# start of RECORDS FOR THIS EXERCISE

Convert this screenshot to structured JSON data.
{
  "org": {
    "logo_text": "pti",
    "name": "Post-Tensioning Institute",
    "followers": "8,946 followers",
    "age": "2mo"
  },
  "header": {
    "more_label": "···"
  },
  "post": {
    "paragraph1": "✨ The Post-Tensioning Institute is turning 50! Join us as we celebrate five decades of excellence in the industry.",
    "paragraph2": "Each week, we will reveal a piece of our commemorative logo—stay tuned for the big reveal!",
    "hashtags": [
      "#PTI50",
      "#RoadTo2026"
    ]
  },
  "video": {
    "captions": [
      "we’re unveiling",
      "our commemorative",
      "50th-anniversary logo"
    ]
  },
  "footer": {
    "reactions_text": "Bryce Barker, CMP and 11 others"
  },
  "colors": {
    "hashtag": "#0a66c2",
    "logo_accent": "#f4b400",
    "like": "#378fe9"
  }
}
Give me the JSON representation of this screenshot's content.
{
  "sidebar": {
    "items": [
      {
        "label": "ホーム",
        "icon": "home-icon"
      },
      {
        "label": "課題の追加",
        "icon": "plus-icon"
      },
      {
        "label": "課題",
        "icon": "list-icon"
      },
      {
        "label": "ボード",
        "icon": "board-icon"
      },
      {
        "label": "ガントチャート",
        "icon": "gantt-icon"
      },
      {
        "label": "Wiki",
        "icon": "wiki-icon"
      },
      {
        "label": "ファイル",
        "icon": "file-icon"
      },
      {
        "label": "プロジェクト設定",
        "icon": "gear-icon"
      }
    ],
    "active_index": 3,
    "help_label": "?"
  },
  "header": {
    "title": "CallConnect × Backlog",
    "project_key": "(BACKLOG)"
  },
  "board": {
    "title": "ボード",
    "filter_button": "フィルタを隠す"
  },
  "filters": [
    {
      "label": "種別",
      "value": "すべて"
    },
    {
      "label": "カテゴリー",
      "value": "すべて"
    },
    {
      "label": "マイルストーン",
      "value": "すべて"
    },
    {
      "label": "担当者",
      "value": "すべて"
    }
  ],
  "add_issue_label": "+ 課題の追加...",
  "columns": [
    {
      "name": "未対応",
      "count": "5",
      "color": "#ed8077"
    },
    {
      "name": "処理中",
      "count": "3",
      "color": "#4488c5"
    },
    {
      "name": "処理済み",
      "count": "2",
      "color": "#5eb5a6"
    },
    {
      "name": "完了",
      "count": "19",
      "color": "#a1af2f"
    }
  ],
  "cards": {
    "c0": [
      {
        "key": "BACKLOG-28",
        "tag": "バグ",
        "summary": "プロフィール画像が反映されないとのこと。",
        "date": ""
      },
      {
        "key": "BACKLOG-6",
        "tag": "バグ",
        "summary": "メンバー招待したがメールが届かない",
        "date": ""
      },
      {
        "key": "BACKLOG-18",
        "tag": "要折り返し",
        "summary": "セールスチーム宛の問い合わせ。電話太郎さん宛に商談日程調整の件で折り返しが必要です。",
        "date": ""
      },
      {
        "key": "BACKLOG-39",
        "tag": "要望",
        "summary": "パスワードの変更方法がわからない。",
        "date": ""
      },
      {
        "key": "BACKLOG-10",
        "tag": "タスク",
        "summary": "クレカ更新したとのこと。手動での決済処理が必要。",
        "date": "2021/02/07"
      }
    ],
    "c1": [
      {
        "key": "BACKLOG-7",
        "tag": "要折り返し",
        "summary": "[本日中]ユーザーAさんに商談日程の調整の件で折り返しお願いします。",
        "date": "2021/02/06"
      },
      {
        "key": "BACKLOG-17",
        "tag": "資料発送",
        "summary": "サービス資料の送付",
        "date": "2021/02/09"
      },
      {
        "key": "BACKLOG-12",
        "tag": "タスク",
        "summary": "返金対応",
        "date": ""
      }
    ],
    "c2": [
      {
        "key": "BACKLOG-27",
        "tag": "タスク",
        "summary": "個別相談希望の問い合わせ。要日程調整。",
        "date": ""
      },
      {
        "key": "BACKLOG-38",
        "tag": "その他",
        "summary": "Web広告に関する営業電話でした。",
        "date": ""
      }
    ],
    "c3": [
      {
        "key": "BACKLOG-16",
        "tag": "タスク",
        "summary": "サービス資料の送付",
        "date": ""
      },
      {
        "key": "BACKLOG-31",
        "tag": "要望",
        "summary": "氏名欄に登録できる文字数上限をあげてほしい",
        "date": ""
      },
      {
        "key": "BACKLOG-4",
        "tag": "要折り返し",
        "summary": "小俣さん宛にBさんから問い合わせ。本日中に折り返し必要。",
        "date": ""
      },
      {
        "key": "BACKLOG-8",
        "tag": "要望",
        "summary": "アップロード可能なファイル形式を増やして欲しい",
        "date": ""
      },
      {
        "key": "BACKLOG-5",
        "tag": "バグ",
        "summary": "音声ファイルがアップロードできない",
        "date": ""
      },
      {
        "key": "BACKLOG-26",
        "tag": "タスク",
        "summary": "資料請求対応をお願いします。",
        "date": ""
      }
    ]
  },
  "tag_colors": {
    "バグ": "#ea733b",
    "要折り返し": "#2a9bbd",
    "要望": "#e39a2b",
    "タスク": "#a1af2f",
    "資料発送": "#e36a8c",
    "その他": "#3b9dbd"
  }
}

# end of RECORDS FOR THIS EXERCISE

§ **STATED EXERCISE**: Check each line of the records for the word "name", and show the lines that contain it.

§ **THE RESULT**:
    "name": "Post-Tensioning Institute",
      "name": "未対応",
      "name": "処理中",
      "name": "処理済み",
      "name": "完了",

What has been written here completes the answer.